→ **DIRECTIONS FOR THIS TASK**
Restate the entire listing word for word.

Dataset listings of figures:
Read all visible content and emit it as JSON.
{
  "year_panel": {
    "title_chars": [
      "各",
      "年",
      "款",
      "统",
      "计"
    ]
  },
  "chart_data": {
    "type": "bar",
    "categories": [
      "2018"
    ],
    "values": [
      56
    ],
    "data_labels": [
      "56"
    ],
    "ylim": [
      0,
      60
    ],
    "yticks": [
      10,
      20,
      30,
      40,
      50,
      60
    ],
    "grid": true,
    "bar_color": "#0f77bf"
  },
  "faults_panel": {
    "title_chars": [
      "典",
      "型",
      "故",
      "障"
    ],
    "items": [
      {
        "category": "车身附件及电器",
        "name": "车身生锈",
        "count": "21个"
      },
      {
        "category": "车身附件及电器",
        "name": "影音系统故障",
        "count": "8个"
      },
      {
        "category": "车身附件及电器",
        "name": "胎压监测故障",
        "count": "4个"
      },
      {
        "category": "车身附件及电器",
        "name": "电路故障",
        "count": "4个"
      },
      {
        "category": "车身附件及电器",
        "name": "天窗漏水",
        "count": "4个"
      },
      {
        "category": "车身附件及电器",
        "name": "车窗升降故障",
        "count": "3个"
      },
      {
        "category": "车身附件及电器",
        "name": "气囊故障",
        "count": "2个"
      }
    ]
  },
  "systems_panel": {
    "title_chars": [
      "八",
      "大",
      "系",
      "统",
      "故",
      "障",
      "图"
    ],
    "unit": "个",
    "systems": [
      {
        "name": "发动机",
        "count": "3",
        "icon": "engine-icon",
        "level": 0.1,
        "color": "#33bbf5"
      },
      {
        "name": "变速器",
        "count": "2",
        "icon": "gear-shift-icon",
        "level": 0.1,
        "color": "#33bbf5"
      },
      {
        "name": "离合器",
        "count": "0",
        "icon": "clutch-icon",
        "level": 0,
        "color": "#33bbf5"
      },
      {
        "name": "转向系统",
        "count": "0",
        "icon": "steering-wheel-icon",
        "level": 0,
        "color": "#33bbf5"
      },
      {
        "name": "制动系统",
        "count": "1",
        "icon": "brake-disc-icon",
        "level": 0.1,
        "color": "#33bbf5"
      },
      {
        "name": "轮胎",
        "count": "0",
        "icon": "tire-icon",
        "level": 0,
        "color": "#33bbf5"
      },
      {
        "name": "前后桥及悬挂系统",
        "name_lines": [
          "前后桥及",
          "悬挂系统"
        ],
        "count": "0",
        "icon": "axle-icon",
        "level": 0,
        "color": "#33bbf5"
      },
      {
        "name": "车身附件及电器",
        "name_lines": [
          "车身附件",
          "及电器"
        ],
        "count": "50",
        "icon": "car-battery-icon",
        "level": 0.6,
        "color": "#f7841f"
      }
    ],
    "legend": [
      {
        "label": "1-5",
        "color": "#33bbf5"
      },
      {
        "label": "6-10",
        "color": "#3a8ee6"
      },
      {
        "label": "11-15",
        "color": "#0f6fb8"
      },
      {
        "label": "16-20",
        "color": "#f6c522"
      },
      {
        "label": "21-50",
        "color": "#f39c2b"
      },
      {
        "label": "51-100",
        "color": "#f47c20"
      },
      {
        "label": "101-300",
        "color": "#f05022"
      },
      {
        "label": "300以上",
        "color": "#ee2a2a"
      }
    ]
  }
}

→ **RESPONSE TO THIS TASK**
Read all visible content and emit it as JSON.
{
  "year_panel": {
    "title_chars": [
      "各",
      "年",
      "款",
      "统",
      "计"
    ]
  },
  "chart_data": {
    "type": "bar",
    "categories": [
      "2018"
    ],
    "values": [
      56
    ],
    "data_labels": [
      "56"
    ],
    "ylim": [
      0,
      60
    ],
    "yticks": [
      10,
      20,
      30,
      40,
      50,
      60
    ],
    "grid": true,
    "bar_color": "#0f77bf"
  },
  "faults_panel": {
    "title_chars": [
      "典",
      "型",
      "故",
      "障"
    ],
    "items": [
      {
        "category": "车身附件及电器",
        "name": "车身生锈",
        "count": "21个"
      },
      {
        "category": "车身附件及电器",
        "name": "影音系统故障",
        "count": "8个"
      },
      {
        "category": "车身附件及电器",
        "name": "胎压监测故障",
        "count": "4个"
      },
      {
        "category": "车身附件及电器",
        "name": "电路故障",
        "count": "4个"
      },
      {
        "category": "车身附件及电器",
        "name": "天窗漏水",
        "count": "4个"
      },
      {
        "category": "车身附件及电器",
        "name": "车窗升降故障",
        "count": "3个"
      },
      {
        "category": "车身附件及电器",
        "name": "气囊故障",
        "count": "2个"
      }
    ]
  },
  "systems_panel": {
    "title_chars": [
      "八",
      "大",
      "系",
      "统",
      "故",
      "障",
      "图"
    ],
    "unit": "个",
    "systems": [
      {
        "name": "发动机",
        "count": "3",
        "icon": "engine-icon",
        "level": 0.1,
        "color": "#33bbf5"
      },
      {
        "name": "变速器",
        "count": "2",
        "icon": "gear-shift-icon",
        "level": 0.1,
        "color": "#33bbf5"
      },
      {
        "name": "离合器",
        "count": "0",
        "icon": "clutch-icon",
        "level": 0,
        "color": "#33bbf5"
      },
      {
        "name": "转向系统",
        "count": "0",
        "icon": "steering-wheel-icon",
        "level": 0,
        "color": "#33bbf5"
      },
      {
        "name": "制动系统",
        "count": "1",
        "icon": "brake-disc-icon",
        "level": 0.1,
        "color": "#33bbf5"
      },
      {
        "name": "轮胎",
        "count": "0",
        "icon": "tire-icon",
        "level": 0,
        "color": "#33bbf5"
      },
      {
        "name": "前后桥及悬挂系统",
        "name_lines": [
          "前后桥及",
          "悬挂系统"
        ],
        "count": "0",
        "icon": "axle-icon",
        "level": 0,
        "color": "#33bbf5"
      },
      {
        "name": "车身附件及电器",
        "name_lines": [
          "车身附件",
          "及电器"
        ],
        "count": "50",
        "icon": "car-battery-icon",
        "level": 0.6,
        "color": "#f7841f"
      }
    ],
    "legend": [
      {
        "label": "1-5",
        "color": "#33bbf5"
      },
      {
        "label": "6-10",
        "color": "#3a8ee6"
      },
      {
        "label": "11-15",
        "color": "#0f6fb8"
      },
      {
        "label": "16-20",
        "color": "#f6c522"
      },
      {
        "label": "21-50",
        "color": "#f39c2b"
      },
      {
        "label": "51-100",
        "color": "#f47c20"
      },
      {
        "label": "101-300",
        "color": "#f05022"
      },
      {
        "label": "300以上",
        "color": "#ee2a2a"
      }
    ]
  }
}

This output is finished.